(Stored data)
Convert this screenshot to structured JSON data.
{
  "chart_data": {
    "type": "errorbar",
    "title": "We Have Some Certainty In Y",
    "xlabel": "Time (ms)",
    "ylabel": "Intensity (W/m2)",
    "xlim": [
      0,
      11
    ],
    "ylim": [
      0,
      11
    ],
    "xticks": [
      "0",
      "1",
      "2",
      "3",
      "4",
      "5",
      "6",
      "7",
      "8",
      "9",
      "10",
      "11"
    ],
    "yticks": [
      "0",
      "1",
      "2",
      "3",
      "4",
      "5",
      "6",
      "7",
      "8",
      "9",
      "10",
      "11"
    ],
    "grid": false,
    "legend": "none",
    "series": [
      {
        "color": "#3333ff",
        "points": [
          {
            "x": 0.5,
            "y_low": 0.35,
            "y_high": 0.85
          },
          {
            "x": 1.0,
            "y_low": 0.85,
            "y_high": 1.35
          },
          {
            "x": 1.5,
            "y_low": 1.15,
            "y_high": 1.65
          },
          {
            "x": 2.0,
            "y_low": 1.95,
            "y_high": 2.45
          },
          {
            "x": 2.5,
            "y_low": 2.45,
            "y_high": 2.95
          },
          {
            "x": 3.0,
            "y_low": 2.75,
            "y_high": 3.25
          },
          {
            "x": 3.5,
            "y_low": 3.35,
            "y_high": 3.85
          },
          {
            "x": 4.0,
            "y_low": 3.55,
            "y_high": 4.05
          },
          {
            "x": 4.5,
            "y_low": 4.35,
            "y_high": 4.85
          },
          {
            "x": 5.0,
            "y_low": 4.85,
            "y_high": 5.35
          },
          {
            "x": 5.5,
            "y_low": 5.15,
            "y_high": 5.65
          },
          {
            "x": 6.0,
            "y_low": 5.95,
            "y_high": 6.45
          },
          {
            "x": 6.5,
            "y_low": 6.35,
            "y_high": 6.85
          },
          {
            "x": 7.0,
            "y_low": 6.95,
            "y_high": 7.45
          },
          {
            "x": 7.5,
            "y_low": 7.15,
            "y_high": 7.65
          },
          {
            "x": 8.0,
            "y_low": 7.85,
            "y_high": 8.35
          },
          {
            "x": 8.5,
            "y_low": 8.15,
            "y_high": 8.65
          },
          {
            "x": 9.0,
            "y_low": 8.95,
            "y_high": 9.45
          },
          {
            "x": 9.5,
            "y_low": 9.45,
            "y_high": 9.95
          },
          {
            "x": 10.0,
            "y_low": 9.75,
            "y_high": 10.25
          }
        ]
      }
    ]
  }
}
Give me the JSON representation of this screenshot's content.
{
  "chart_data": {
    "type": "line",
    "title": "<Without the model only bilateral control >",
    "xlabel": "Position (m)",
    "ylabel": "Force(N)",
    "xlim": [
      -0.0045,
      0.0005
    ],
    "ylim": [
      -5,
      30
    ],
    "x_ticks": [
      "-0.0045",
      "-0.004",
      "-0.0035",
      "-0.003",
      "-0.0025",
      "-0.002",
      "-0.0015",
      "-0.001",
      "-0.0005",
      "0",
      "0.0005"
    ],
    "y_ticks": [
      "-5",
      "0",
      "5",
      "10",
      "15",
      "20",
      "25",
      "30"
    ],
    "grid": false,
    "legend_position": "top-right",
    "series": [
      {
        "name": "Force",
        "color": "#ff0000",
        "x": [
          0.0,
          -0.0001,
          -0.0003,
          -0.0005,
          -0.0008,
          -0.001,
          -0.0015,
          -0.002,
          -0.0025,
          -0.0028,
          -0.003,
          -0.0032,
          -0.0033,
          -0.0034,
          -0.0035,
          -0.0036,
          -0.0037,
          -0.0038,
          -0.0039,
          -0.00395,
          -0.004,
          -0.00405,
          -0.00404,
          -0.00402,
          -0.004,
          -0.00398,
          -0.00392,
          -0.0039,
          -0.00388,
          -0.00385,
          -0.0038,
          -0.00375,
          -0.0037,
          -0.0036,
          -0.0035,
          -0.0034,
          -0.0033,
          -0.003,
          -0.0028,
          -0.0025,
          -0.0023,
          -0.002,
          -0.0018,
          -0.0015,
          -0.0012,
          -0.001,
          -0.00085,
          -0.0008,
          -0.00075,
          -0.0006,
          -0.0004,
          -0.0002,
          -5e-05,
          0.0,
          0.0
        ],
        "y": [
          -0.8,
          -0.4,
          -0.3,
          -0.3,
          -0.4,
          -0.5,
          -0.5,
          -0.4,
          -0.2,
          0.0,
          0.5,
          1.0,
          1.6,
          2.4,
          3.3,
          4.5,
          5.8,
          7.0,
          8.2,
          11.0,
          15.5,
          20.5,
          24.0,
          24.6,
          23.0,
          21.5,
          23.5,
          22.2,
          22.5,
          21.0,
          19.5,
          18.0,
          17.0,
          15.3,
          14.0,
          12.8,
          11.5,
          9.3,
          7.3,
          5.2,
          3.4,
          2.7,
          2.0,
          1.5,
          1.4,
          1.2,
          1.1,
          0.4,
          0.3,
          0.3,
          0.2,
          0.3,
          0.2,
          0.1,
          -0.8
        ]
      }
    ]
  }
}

(What the task requires): Set down every record above exactly as given.

(Response to the exercise):
Convert this screenshot to structured JSON data.
{
  "chart_data": {
    "type": "errorbar",
    "title": "We Have Some Certainty In Y",
    "xlabel": "Time (ms)",
    "ylabel": "Intensity (W/m2)",
    "xlim": [
      0,
      11
    ],
    "ylim": [
      0,
      11
    ],
    "xticks": [
      "0",
      "1",
      "2",
      "3",
      "4",
      "5",
      "6",
      "7",
      "8",
      "9",
      "10",
      "11"
    ],
    "yticks": [
      "0",
      "1",
      "2",
      "3",
      "4",
      "5",
      "6",
      "7",
      "8",
      "9",
      "10",
      "11"
    ],
    "grid": false,
    "legend": "none",
    "series": [
      {
        "color": "#3333ff",
        "points": [
          {
            "x": 0.5,
            "y_low": 0.35,
            "y_high": 0.85
          },
          {
            "x": 1.0,
            "y_low": 0.85,
            "y_high": 1.35
          },
          {
            "x": 1.5,
            "y_low": 1.15,
            "y_high": 1.65
          },
          {
            "x": 2.0,
            "y_low": 1.95,
            "y_high": 2.45
          },
          {
            "x": 2.5,
            "y_low": 2.45,
            "y_high": 2.95
          },
          {
            "x": 3.0,
            "y_low": 2.75,
            "y_high": 3.25
          },
          {
            "x": 3.5,
            "y_low": 3.35,
            "y_high": 3.85
          },
          {
            "x": 4.0,
            "y_low": 3.55,
            "y_high": 4.05
          },
          {
            "x": 4.5,
            "y_low": 4.35,
            "y_high": 4.85
          },
          {
            "x": 5.0,
            "y_low": 4.85,
            "y_high": 5.35
          },
          {
            "x": 5.5,
            "y_low": 5.15,
            "y_high": 5.65
          },
          {
            "x": 6.0,
            "y_low": 5.95,
            "y_high": 6.45
          },
          {
            "x": 6.5,
            "y_low": 6.35,
            "y_high": 6.85
          },
          {
            "x": 7.0,
            "y_low": 6.95,
            "y_high": 7.45
          },
          {
            "x": 7.5,
            "y_low": 7.15,
            "y_high": 7.65
          },
          {
            "x": 8.0,
            "y_low": 7.85,
            "y_high": 8.35
          },
          {
            "x": 8.5,
            "y_low": 8.15,
            "y_high": 8.65
          },
          {
            "x": 9.0,
            "y_low": 8.95,
            "y_high": 9.45
          },
          {
            "x": 9.5,
            "y_low": 9.45,
            "y_high": 9.95
          },
          {
            "x": 10.0,
            "y_low": 9.75,
            "y_high": 10.25
          }
        ]
      }
    ]
  }
}
Give me the JSON representation of this screenshot's content.
{
  "chart_data": {
    "type": "line",
    "title": "<Without the model only bilateral control >",
    "xlabel": "Position (m)",
    "ylabel": "Force(N)",
    "xlim": [
      -0.0045,
      0.0005
    ],
    "ylim": [
      -5,
      30
    ],
    "x_ticks": [
      "-0.0045",
      "-0.004",
      "-0.0035",
      "-0.003",
      "-0.0025",
      "-0.002",
      "-0.0015",
      "-0.001",
      "-0.0005",
      "0",
      "0.0005"
    ],
    "y_ticks": [
      "-5",
      "0",
      "5",
      "10",
      "15",
      "20",
      "25",
      "30"
    ],
    "grid": false,
    "legend_position": "top-right",
    "series": [
      {
        "name": "Force",
        "color": "#ff0000",
        "x": [
          0.0,
          -0.0001,
          -0.0003,
          -0.0005,
          -0.0008,
          -0.001,
          -0.0015,
          -0.002,
          -0.0025,
          -0.0028,
          -0.003,
          -0.0032,
          -0.0033,
          -0.0034,
          -0.0035,
          -0.0036,
          -0.0037,
          -0.0038,
          -0.0039,
          -0.00395,
          -0.004,
          -0.00405,
          -0.00404,
          -0.00402,
          -0.004,
          -0.00398,
          -0.00392,
          -0.0039,
          -0.00388,
          -0.00385,
          -0.0038,
          -0.00375,
          -0.0037,
          -0.0036,
          -0.0035,
          -0.0034,
          -0.0033,
          -0.003,
          -0.0028,
          -0.0025,
          -0.0023,
          -0.002,
          -0.0018,
          -0.0015,
          -0.0012,
          -0.001,
          -0.00085,
          -0.0008,
          -0.00075,
          -0.0006,
          -0.0004,
          -0.0002,
          -5e-05,
          0.0,
          0.0
        ],
        "y": [
          -0.8,
          -0.4,
          -0.3,
          -0.3,
          -0.4,
          -0.5,
          -0.5,
          -0.4,
          -0.2,
          0.0,
          0.5,
          1.0,
          1.6,
          2.4,
          3.3,
          4.5,
          5.8,
          7.0,
          8.2,
          11.0,
          15.5,
          20.5,
          24.0,
          24.6,
          23.0,
          21.5,
          23.5,
          22.2,
          22.5,
          21.0,
          19.5,
          18.0,
          17.0,
          15.3,
          14.0,
          12.8,
          11.5,
          9.3,
          7.3,
          5.2,
          3.4,
          2.7,
          2.0,
          1.5,
          1.4,
          1.2,
          1.1,
          0.4,
          0.3,
          0.3,
          0.2,
          0.3,
          0.2,
          0.1,
          -0.8
        ]
      }
    ]
  }
}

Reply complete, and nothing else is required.